Repeat the listing that follows, character for character, minus the pictures.

■ Data items ■
(begin)

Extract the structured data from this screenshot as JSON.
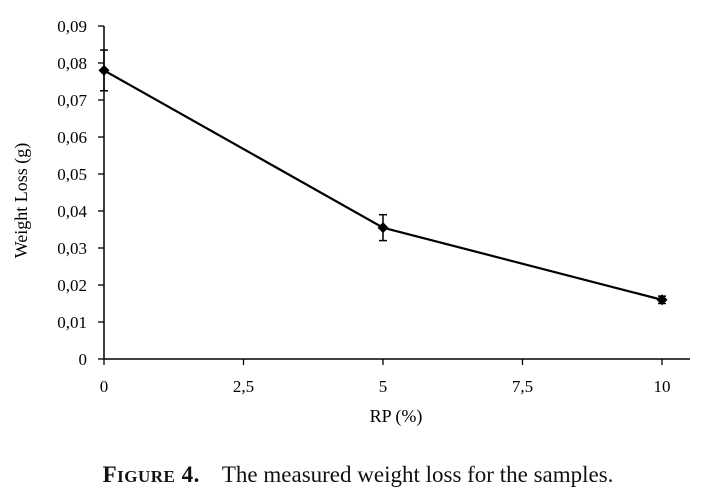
{
  "chart_data": {
    "type": "line",
    "x": [
      0,
      5,
      10
    ],
    "series": [
      {
        "values": [
          0.078,
          0.0355,
          0.016
        ],
        "error": [
          0.0055,
          0.0035,
          0.001
        ]
      }
    ],
    "xlabel": "RP (%)",
    "ylabel": "Weight Loss (g)",
    "xlim": [
      0,
      10
    ],
    "ylim": [
      0,
      0.09
    ],
    "xticks": [
      "0",
      "2,5",
      "5",
      "7,5",
      "10"
    ],
    "yticks": [
      "0",
      "0,01",
      "0,02",
      "0,03",
      "0,04",
      "0,05",
      "0,06",
      "0,07",
      "0,08",
      "0,09"
    ],
    "xtick_values": [
      0,
      2.5,
      5,
      7.5,
      10
    ],
    "ytick_values": [
      0,
      0.01,
      0.02,
      0.03,
      0.04,
      0.05,
      0.06,
      0.07,
      0.08,
      0.09
    ],
    "grid": false,
    "marker": "diamond",
    "color": "#000000"
  },
  "caption": {
    "label_first": "F",
    "label_rest": "IGURE",
    "label_num": "4.",
    "text": "The measured weight loss for the samples."
  }
}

(end)

■ Final result ■
Extract the structured data from this screenshot as JSON.
{
  "chart_data": {
    "type": "line",
    "x": [
      0,
      5,
      10
    ],
    "series": [
      {
        "values": [
          0.078,
          0.0355,
          0.016
        ],
        "error": [
          0.0055,
          0.0035,
          0.001
        ]
      }
    ],
    "xlabel": "RP (%)",
    "ylabel": "Weight Loss (g)",
    "xlim": [
      0,
      10
    ],
    "ylim": [
      0,
      0.09
    ],
    "xticks": [
      "0",
      "2,5",
      "5",
      "7,5",
      "10"
    ],
    "yticks": [
      "0",
      "0,01",
      "0,02",
      "0,03",
      "0,04",
      "0,05",
      "0,06",
      "0,07",
      "0,08",
      "0,09"
    ],
    "xtick_values": [
      0,
      2.5,
      5,
      7.5,
      10
    ],
    "ytick_values": [
      0,
      0.01,
      0.02,
      0.03,
      0.04,
      0.05,
      0.06,
      0.07,
      0.08,
      0.09
    ],
    "grid": false,
    "marker": "diamond",
    "color": "#000000"
  },
  "caption": {
    "label_first": "F",
    "label_rest": "IGURE",
    "label_num": "4.",
    "text": "The measured weight loss for the samples."
  }
}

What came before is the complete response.